YOUR INSTRUCTIONS —
List every line of the listing below that contains the string "мақсатыНазнач".

>> Begin GIVEN RECORDS

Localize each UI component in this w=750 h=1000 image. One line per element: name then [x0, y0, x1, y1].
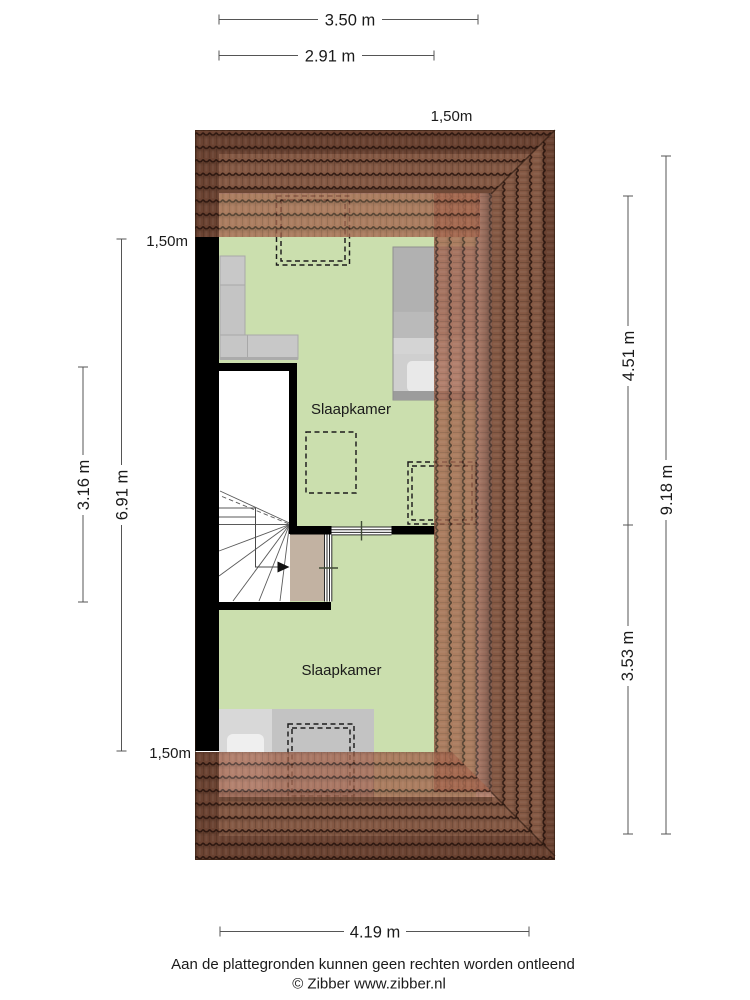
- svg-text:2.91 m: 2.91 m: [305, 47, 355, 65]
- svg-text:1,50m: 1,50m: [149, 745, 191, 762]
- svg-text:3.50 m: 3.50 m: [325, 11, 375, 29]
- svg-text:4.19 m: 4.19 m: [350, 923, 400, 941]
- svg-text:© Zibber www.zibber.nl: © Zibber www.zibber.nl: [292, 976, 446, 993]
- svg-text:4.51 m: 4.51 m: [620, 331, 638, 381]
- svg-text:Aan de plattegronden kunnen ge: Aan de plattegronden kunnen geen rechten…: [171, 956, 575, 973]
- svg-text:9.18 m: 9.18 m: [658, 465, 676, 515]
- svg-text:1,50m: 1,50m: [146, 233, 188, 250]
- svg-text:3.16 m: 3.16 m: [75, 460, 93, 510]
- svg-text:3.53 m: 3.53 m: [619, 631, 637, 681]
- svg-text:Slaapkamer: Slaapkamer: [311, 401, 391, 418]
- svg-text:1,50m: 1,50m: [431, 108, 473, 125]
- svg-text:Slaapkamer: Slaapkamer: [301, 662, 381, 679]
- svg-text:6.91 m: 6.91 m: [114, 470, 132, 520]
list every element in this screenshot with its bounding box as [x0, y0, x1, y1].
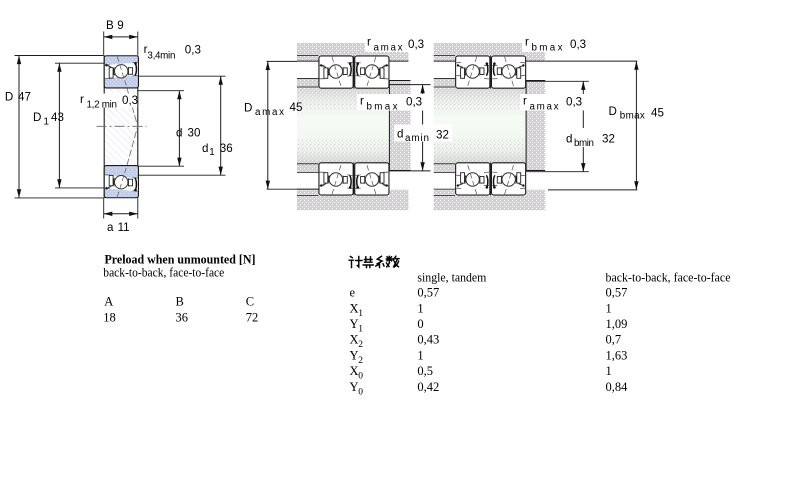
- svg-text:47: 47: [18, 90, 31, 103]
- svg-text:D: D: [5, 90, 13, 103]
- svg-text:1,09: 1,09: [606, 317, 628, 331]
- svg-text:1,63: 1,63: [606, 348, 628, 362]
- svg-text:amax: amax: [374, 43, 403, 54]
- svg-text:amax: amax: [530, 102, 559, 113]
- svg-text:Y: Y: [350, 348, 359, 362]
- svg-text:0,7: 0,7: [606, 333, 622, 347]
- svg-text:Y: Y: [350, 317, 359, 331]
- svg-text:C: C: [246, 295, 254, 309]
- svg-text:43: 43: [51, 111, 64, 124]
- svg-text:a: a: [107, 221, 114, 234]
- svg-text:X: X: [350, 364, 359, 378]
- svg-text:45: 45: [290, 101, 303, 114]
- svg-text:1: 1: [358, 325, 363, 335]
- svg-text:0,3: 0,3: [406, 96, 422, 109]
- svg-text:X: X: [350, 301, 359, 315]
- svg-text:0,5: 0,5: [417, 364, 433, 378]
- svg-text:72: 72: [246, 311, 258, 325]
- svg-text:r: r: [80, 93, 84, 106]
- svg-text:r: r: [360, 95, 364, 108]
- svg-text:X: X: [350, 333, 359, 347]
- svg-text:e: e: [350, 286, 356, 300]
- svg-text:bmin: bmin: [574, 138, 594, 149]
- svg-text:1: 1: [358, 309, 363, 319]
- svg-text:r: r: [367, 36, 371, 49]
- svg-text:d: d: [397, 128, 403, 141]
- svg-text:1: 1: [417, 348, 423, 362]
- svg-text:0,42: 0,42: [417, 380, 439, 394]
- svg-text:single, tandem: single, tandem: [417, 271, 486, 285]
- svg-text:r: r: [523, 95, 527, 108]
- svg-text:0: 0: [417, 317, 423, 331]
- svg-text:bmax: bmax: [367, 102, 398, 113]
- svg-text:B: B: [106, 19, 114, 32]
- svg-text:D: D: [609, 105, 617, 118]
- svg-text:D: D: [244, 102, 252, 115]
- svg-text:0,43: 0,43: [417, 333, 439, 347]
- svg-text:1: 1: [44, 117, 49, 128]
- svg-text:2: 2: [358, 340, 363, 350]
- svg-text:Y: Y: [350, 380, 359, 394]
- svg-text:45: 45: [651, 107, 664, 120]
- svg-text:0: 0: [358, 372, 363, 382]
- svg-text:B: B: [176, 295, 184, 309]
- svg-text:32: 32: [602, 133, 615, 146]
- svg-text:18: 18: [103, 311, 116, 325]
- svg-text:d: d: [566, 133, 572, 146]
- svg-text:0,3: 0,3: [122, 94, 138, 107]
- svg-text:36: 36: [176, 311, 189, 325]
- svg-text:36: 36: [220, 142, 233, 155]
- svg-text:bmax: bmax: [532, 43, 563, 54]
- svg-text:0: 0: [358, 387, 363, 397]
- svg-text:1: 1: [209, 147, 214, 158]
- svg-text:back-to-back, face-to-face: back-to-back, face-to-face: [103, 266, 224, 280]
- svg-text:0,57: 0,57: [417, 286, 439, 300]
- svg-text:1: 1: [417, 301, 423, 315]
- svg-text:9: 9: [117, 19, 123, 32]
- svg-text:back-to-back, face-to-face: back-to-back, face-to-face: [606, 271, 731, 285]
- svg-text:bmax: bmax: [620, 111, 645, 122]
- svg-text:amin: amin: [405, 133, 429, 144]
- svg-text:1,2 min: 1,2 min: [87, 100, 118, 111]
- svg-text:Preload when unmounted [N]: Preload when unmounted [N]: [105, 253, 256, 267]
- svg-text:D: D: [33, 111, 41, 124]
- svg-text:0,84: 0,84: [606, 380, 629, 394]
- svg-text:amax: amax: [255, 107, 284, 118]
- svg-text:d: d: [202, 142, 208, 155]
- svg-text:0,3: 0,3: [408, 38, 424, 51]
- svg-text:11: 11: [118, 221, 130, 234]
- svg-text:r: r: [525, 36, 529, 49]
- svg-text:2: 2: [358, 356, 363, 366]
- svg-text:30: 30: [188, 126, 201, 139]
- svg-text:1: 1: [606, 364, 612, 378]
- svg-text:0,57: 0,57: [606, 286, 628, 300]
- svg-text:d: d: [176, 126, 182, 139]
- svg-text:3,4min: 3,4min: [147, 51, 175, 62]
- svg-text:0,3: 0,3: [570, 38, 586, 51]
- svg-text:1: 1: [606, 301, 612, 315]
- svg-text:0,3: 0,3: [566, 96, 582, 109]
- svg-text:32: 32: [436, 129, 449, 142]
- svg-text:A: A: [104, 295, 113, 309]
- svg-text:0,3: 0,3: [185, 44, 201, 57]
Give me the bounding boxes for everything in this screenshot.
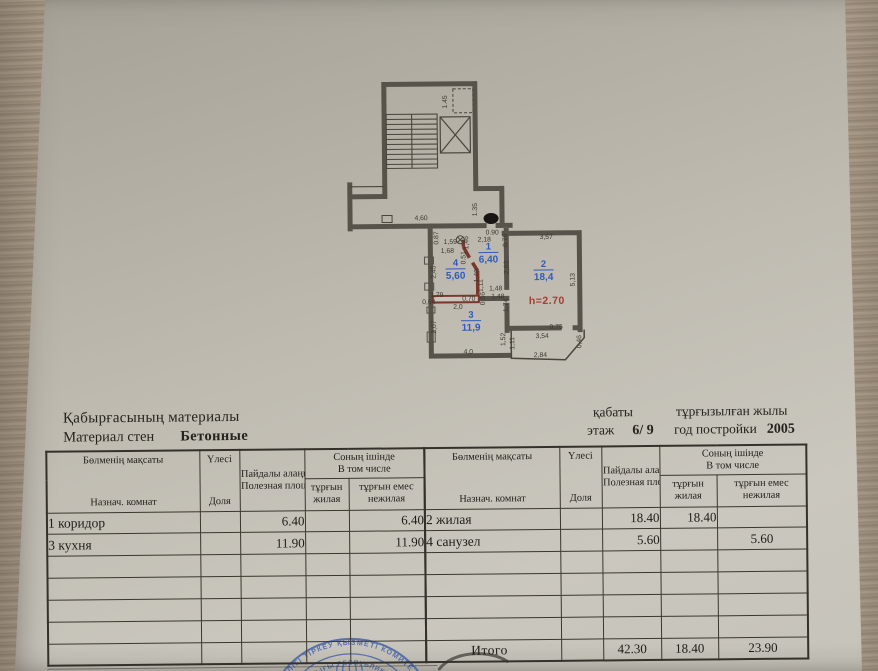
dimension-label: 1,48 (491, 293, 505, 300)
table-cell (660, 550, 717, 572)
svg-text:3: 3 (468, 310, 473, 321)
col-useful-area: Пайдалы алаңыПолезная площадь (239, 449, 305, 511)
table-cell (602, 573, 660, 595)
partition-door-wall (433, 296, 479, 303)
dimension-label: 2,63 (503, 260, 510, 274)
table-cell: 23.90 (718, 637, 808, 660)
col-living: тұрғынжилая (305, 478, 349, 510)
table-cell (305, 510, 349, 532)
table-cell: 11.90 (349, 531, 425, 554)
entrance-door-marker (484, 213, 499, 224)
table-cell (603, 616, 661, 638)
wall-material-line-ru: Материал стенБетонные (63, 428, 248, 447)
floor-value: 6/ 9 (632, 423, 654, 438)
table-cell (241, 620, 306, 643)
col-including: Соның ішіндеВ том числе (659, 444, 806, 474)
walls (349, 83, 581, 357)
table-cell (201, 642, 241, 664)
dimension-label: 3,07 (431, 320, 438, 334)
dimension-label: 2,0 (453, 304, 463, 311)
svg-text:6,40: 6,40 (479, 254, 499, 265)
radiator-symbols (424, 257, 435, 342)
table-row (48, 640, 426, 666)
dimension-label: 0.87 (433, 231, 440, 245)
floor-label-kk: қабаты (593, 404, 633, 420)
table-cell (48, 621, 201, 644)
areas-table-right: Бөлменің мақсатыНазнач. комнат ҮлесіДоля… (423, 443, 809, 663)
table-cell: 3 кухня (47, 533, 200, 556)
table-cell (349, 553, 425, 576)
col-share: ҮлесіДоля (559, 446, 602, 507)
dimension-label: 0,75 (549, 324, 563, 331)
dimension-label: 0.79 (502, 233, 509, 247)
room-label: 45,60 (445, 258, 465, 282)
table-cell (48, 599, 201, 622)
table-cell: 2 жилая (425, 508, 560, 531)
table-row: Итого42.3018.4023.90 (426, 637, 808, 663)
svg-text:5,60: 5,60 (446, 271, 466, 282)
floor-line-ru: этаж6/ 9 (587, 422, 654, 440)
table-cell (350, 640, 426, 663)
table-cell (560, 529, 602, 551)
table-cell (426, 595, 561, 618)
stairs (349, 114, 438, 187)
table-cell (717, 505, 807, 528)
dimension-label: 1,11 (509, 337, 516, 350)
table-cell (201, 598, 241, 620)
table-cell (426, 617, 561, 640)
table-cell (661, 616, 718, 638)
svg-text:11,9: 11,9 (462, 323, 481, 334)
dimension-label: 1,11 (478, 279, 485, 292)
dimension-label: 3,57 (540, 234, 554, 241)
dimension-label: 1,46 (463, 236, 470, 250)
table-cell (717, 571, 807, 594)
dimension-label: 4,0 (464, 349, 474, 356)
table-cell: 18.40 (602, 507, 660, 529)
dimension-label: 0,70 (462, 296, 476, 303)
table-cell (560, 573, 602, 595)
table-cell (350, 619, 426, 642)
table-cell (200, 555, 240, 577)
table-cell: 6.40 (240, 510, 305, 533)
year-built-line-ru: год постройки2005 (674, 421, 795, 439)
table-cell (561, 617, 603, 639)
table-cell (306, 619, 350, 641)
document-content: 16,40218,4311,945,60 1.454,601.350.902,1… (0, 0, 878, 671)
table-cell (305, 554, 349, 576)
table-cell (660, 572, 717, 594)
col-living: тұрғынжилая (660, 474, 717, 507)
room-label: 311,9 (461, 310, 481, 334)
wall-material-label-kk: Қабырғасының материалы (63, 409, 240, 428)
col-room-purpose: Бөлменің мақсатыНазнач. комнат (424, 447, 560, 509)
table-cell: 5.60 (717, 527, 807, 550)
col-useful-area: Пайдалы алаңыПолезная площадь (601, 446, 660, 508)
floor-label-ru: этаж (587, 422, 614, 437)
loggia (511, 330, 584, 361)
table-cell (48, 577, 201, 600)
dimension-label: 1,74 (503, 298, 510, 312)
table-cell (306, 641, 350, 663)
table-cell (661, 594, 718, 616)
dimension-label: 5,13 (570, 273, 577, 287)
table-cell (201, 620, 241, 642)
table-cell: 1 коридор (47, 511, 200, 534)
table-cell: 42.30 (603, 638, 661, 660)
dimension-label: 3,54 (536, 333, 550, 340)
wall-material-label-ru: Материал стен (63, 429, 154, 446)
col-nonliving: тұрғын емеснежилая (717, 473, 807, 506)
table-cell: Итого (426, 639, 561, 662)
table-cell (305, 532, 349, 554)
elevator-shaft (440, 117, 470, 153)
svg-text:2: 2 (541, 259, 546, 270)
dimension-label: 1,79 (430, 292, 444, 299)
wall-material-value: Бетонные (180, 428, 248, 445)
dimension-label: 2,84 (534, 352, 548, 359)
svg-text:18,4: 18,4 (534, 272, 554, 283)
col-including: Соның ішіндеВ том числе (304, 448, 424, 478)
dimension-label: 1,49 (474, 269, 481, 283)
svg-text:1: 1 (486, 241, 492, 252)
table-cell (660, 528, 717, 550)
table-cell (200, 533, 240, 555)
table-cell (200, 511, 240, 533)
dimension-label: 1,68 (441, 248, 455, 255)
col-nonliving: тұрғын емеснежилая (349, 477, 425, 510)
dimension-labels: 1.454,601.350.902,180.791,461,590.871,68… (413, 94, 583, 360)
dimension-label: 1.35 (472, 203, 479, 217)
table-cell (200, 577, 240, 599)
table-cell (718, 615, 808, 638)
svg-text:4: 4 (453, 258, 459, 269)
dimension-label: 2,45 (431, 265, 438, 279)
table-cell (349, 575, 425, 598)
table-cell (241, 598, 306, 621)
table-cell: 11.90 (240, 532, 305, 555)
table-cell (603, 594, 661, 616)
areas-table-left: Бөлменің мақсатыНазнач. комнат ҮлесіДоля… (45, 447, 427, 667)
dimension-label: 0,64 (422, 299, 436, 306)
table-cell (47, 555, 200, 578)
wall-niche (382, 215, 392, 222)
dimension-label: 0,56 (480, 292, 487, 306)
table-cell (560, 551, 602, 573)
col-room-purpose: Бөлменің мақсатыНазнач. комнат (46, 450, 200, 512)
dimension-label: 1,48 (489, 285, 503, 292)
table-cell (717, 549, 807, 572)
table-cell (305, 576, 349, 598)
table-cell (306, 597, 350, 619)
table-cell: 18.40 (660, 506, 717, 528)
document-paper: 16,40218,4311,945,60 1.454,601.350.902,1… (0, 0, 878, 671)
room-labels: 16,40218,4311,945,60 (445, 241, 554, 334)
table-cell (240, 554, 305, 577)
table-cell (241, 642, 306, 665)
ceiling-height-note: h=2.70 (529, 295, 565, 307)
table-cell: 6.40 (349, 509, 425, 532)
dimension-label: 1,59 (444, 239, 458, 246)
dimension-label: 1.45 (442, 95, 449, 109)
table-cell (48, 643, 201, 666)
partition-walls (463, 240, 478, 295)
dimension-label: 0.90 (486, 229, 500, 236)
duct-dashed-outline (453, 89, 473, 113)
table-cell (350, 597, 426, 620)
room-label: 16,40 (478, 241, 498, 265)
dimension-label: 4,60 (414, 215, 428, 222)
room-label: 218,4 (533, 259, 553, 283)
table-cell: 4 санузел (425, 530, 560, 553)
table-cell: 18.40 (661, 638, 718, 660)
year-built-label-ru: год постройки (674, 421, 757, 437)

>> End GIVEN RECORDS

ANSWER FOR THIS EXERCISE —
areas-table-right: Бөлменің мақсатыНазнач. комнат ҮлесіДоля… (423, 443, 809, 663)
col-room-purpose: Бөлменің мақсатыНазнач. комнат (424, 447, 560, 509)
areas-table-left: Бөлменің мақсатыНазнач. комнат ҮлесіДоля… (45, 447, 427, 667)
col-room-purpose: Бөлменің мақсатыНазнач. комнат (46, 450, 200, 512)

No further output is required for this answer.